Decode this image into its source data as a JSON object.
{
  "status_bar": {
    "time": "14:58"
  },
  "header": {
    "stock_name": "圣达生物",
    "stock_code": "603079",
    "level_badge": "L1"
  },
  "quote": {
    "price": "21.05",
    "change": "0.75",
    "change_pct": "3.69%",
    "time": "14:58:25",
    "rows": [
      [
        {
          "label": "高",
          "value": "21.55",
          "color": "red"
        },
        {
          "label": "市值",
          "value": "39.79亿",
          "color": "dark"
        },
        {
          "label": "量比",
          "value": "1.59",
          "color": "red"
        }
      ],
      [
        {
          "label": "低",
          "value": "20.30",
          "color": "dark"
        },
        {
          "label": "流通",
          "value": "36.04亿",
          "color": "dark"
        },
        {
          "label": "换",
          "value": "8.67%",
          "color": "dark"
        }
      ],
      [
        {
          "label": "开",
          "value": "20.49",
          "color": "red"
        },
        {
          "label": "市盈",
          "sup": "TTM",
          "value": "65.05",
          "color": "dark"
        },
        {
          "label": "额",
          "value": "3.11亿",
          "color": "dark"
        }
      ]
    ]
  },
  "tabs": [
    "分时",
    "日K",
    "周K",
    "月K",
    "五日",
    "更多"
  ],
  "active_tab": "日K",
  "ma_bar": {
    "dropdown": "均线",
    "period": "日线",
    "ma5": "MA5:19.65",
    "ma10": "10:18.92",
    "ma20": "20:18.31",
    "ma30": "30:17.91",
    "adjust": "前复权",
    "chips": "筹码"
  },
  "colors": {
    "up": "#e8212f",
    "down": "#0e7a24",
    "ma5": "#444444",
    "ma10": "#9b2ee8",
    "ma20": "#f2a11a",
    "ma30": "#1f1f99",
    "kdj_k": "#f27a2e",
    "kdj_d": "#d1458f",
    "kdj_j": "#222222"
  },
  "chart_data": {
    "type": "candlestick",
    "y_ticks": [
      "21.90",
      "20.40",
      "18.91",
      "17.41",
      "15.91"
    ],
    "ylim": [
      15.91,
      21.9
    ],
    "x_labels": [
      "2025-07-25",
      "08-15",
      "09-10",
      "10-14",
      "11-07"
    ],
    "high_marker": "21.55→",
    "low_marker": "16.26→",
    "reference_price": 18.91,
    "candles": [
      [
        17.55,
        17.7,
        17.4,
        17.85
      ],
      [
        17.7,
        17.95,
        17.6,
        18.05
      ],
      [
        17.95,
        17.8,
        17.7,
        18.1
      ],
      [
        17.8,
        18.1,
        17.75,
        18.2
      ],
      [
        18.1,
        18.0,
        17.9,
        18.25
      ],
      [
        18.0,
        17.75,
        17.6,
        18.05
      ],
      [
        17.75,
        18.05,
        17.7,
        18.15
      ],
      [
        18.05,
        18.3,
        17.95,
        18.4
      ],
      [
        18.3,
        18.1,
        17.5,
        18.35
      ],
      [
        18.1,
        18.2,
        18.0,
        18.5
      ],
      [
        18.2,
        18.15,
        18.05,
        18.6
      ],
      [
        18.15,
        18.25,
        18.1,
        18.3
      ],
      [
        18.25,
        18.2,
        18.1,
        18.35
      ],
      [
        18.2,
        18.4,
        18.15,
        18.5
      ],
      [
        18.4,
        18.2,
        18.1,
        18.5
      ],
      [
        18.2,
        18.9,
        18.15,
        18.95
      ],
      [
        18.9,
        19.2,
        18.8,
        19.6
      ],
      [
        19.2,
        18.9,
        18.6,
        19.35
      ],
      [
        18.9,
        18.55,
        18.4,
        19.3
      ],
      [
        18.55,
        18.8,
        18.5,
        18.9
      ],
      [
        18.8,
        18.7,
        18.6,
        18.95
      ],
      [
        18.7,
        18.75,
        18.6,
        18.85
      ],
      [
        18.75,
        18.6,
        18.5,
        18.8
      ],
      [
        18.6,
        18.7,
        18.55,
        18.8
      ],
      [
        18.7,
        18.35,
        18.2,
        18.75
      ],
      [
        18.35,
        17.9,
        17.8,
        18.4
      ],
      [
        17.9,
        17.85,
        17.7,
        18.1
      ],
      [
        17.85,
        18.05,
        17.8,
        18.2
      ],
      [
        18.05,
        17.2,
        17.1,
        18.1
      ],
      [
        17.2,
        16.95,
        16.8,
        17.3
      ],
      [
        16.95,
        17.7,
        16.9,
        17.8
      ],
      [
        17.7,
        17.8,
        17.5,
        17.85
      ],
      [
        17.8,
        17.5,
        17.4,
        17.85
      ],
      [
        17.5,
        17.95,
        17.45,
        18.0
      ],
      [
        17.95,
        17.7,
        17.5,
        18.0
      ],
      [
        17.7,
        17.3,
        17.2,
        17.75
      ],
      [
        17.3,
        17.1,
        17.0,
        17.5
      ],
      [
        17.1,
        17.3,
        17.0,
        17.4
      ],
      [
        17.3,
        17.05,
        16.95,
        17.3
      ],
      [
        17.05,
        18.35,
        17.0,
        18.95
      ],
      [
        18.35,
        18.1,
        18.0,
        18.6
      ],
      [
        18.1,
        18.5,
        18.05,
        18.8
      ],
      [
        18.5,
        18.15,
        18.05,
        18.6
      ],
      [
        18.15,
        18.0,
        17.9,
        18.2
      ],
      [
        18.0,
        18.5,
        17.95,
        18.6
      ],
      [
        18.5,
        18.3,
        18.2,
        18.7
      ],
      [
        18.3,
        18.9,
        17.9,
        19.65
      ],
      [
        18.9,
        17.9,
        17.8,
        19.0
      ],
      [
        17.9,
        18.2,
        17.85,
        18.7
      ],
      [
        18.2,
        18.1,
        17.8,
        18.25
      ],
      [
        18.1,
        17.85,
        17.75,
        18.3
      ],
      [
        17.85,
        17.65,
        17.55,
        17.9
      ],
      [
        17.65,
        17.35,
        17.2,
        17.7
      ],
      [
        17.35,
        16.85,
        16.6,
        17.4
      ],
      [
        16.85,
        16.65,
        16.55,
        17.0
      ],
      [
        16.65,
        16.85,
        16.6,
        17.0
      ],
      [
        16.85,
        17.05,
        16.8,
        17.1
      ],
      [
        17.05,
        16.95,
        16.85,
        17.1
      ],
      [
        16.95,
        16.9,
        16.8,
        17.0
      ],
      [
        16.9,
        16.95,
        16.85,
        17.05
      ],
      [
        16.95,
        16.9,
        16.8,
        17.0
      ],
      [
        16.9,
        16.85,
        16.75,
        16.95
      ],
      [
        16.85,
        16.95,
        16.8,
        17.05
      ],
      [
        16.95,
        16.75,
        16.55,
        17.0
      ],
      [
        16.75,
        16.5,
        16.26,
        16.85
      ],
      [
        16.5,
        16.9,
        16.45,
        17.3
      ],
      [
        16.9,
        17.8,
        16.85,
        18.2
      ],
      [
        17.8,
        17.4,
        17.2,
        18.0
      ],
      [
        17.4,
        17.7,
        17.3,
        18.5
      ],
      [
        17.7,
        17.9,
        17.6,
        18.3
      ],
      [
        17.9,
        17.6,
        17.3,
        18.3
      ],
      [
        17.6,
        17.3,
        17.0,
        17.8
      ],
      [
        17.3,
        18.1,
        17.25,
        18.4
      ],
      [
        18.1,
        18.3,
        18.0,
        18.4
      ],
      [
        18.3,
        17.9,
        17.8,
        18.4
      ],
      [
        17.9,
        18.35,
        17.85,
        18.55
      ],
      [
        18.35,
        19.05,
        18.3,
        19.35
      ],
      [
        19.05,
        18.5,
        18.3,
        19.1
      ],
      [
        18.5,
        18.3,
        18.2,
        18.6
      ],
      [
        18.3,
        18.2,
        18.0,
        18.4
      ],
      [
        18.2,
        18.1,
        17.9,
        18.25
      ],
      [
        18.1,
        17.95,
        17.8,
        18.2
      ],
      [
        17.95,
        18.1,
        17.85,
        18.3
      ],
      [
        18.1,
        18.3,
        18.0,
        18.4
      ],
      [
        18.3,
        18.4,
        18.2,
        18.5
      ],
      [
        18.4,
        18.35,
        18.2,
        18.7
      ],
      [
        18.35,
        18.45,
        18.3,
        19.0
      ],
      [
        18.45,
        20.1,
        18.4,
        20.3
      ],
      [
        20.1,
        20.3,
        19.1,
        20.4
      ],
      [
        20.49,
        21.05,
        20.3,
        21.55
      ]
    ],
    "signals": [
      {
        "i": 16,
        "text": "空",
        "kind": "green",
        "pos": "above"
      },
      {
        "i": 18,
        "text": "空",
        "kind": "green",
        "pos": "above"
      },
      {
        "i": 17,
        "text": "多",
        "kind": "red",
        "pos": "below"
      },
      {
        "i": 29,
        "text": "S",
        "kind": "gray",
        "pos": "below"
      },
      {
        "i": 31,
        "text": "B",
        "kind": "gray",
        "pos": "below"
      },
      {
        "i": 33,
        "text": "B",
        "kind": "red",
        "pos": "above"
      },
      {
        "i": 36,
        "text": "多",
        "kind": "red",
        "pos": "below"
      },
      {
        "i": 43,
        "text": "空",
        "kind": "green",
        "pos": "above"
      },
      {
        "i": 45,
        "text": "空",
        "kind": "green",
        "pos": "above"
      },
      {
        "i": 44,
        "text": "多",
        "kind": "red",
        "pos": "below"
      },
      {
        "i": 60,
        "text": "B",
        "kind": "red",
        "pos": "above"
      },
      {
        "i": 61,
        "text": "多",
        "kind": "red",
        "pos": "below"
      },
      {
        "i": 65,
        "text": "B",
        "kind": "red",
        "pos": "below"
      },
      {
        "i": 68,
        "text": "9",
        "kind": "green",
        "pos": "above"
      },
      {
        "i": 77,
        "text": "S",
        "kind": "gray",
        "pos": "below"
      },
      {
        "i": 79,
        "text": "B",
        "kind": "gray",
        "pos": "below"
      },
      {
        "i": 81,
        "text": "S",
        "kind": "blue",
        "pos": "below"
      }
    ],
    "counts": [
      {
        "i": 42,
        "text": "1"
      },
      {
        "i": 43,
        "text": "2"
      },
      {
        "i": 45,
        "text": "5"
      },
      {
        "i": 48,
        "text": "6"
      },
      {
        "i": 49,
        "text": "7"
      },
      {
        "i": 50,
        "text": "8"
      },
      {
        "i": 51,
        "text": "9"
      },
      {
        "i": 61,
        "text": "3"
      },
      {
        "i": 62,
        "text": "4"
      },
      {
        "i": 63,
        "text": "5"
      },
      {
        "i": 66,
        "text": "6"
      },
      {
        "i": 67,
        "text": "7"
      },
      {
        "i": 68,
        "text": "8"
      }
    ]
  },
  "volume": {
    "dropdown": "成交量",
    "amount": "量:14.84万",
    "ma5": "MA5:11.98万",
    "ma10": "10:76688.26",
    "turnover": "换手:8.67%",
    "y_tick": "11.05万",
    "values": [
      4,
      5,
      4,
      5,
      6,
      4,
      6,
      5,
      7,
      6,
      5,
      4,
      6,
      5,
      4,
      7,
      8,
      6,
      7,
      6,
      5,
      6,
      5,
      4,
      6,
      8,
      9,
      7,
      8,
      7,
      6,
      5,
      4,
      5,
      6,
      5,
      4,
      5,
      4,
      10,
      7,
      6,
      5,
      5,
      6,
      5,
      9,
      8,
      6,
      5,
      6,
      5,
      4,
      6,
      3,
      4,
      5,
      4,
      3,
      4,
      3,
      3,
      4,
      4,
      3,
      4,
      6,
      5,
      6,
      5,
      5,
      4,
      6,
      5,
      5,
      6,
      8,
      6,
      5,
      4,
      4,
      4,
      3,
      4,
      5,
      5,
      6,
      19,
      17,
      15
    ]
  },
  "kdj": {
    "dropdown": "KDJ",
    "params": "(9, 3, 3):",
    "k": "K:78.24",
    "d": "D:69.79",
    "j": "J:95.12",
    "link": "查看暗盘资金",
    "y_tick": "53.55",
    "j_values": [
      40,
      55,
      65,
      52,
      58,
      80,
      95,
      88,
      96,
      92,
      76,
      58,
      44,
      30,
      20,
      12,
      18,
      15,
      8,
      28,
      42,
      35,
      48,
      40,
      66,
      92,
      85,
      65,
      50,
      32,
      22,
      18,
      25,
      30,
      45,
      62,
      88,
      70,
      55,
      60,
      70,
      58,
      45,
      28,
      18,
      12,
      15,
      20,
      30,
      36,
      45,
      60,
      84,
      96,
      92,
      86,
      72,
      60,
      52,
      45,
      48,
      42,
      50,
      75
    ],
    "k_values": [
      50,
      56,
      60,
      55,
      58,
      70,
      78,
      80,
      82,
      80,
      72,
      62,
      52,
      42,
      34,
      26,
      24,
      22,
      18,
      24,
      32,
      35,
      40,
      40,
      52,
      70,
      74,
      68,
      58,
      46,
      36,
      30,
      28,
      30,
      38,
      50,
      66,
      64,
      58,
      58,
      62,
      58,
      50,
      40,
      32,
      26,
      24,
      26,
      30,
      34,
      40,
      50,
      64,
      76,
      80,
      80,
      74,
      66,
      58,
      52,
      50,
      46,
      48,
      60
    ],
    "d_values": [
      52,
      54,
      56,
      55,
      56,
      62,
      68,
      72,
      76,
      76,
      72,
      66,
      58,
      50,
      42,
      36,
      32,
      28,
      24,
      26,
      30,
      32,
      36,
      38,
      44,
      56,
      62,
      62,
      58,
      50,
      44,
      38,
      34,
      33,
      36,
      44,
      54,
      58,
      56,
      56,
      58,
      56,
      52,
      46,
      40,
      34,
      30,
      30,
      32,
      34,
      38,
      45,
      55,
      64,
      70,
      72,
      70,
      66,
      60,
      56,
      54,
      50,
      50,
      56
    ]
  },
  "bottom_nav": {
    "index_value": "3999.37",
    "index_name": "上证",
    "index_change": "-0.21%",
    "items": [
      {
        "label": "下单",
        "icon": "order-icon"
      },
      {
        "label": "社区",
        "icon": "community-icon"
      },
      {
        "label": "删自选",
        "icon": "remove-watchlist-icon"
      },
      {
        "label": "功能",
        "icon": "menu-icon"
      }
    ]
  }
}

★ ★ ★ ★ ★

EXERCISE OBJECTIVE: Look through the records and gather every line containing "dropdown".

SOLUTION BELOW:
    "dropdown": "均线",
    "dropdown": "成交量",
    "dropdown": "KDJ",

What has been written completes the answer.